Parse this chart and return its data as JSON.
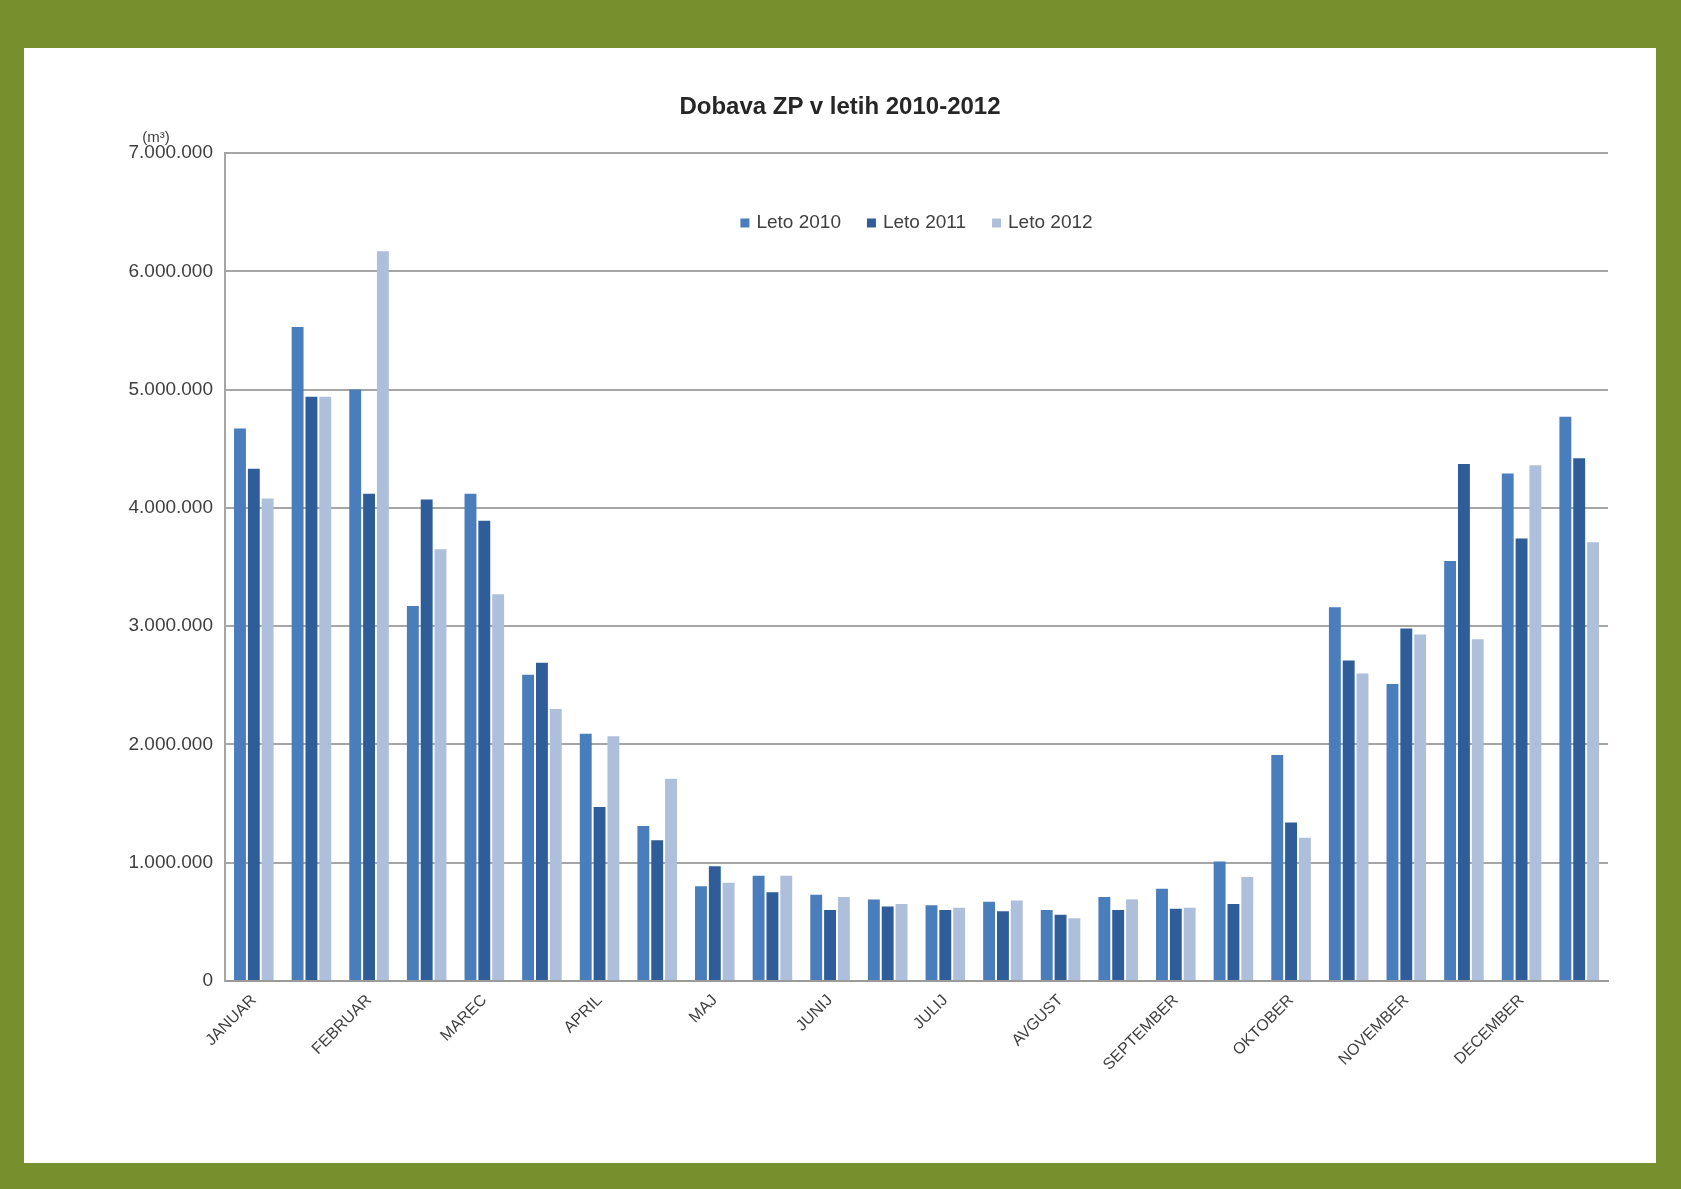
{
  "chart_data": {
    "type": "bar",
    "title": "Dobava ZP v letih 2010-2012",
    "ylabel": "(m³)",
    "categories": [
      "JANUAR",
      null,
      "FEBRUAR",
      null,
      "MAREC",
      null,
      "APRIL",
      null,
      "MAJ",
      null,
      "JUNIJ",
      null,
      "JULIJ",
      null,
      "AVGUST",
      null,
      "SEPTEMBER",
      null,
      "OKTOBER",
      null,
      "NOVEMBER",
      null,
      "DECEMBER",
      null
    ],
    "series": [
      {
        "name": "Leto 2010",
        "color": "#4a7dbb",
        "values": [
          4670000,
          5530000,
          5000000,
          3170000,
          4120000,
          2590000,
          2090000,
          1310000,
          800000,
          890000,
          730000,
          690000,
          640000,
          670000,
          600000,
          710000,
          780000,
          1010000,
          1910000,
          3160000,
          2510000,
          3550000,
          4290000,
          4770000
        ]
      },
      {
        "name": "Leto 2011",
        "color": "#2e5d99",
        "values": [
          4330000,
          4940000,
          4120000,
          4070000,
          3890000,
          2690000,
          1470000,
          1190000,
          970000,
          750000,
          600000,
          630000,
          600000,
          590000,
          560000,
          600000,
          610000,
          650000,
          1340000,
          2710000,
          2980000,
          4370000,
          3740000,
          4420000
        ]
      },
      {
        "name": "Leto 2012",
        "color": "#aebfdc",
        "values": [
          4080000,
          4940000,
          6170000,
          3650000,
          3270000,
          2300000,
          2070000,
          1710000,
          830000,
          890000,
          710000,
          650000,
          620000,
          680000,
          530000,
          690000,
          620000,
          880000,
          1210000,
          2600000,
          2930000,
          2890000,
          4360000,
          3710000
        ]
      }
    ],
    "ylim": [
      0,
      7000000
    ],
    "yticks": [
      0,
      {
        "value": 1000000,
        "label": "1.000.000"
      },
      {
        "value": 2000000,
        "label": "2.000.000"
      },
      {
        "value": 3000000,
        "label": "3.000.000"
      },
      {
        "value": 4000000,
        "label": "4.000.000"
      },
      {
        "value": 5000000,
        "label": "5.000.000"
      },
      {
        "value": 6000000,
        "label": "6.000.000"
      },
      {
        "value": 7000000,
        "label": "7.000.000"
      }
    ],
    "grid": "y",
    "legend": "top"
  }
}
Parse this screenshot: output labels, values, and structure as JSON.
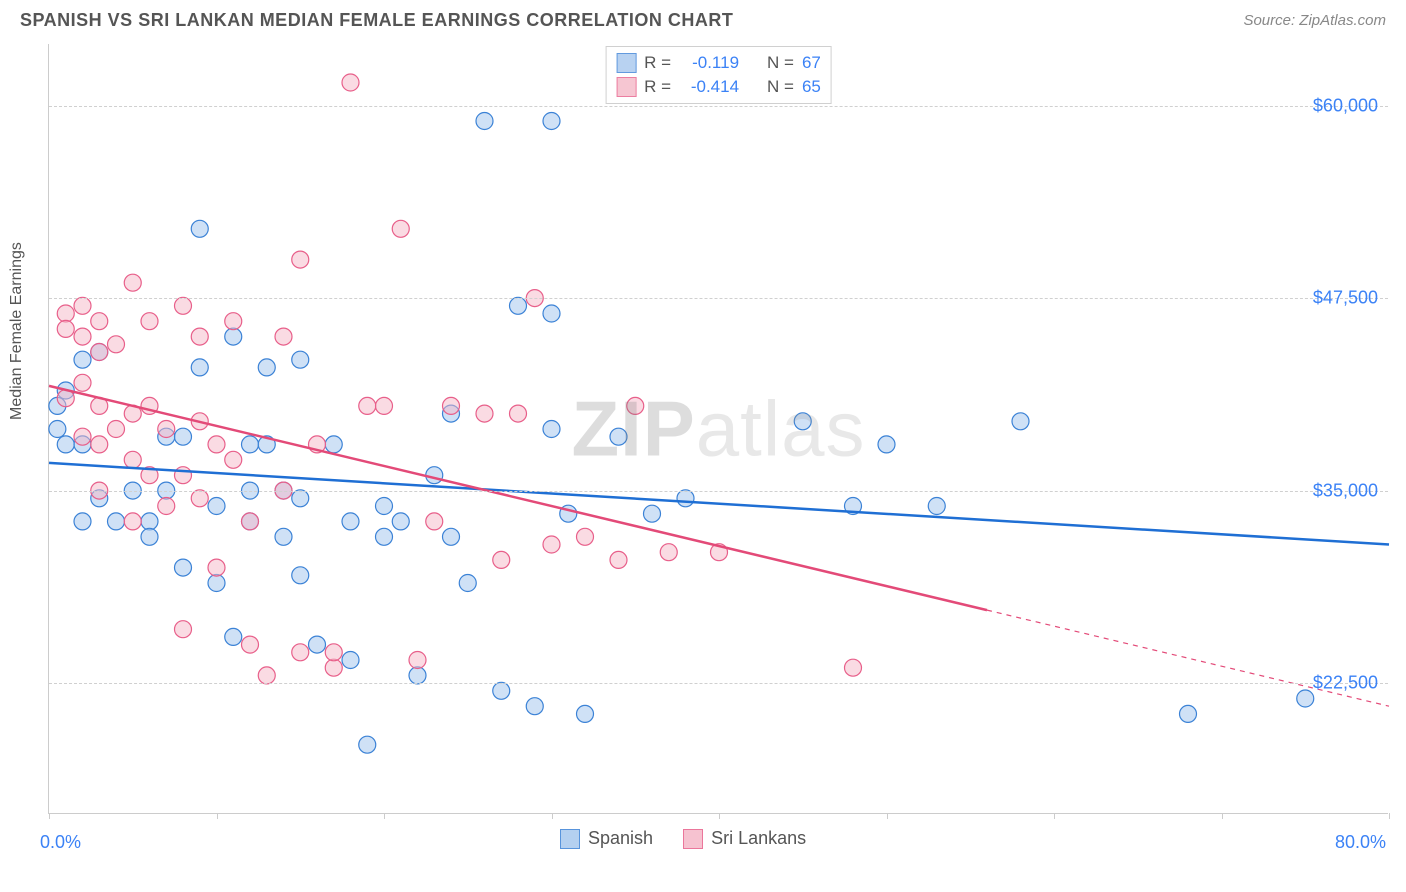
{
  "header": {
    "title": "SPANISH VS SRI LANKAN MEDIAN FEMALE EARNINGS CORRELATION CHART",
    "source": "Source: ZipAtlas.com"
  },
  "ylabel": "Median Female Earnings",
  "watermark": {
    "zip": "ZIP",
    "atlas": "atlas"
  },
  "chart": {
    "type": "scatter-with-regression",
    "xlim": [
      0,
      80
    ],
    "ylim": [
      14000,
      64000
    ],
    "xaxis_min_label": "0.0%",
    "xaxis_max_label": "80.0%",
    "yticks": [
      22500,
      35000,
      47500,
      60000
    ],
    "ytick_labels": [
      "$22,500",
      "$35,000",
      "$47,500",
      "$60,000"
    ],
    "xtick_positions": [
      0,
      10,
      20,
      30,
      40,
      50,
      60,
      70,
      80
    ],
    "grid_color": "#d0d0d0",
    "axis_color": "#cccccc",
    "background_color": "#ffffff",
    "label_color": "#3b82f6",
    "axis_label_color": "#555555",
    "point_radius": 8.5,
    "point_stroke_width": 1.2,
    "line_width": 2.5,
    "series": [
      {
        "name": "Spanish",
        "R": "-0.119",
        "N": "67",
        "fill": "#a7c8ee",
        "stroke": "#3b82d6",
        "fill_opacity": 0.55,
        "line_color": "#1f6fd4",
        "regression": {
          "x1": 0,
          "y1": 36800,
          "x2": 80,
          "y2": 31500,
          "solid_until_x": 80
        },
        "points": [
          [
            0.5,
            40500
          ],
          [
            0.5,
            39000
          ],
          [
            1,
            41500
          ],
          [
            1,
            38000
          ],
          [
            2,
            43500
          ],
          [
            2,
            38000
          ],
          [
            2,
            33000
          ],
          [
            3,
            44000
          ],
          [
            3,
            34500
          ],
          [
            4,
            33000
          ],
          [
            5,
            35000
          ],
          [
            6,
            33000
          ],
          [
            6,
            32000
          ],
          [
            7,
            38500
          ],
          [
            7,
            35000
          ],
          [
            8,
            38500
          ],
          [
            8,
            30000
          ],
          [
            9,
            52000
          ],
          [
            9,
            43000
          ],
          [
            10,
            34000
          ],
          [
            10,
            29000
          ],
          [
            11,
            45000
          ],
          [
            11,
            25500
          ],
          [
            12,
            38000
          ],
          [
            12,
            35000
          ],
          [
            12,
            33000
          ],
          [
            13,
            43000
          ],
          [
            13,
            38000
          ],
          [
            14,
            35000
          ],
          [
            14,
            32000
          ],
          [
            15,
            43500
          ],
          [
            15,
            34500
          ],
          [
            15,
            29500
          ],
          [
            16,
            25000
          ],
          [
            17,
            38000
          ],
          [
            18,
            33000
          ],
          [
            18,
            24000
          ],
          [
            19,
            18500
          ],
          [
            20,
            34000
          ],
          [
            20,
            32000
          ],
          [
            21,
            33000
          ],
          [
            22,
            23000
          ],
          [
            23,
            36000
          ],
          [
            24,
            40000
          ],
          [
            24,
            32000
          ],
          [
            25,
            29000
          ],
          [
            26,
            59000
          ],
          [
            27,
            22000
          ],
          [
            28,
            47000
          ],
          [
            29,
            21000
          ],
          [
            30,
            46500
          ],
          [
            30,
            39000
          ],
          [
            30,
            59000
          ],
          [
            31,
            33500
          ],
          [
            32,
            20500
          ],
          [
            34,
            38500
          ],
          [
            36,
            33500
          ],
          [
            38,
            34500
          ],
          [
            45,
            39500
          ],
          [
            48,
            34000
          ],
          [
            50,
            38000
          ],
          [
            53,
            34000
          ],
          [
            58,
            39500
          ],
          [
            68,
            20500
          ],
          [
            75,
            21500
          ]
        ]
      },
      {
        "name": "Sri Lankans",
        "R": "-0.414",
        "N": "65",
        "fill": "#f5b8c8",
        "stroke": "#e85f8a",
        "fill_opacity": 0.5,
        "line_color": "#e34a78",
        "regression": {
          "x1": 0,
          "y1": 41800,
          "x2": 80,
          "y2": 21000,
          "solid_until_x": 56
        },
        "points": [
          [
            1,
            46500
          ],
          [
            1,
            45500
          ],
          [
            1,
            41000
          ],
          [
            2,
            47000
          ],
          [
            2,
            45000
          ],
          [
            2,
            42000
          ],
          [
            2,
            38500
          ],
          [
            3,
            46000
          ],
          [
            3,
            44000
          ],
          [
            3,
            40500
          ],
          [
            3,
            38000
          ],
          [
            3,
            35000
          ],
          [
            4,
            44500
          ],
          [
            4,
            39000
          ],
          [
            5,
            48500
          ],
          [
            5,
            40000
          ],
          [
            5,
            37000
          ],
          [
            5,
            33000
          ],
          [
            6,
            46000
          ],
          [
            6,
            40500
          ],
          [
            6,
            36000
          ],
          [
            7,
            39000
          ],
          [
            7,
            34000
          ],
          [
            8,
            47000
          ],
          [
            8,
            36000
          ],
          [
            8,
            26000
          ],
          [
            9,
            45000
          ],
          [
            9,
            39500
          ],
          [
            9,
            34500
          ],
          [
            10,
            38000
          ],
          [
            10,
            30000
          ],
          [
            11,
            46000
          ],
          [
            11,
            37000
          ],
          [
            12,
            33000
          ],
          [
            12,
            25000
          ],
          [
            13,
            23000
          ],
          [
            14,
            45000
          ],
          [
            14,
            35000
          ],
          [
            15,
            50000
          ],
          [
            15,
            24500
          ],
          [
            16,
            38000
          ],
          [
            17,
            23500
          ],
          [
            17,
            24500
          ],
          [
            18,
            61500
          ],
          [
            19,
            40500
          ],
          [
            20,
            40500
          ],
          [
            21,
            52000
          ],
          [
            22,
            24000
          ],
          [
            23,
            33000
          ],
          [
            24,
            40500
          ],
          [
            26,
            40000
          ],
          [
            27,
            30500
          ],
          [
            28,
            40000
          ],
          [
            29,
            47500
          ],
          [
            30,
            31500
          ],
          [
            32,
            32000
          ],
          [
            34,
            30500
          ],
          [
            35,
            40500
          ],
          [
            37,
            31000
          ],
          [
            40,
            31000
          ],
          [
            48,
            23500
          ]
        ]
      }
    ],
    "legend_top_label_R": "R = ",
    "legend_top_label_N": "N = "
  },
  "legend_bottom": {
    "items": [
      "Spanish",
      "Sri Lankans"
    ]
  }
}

* **CHALLENGE**: Say how many lines in the records contain the string "JSON", and say nothing else.

* **EXERCISE SOLUTION**: 2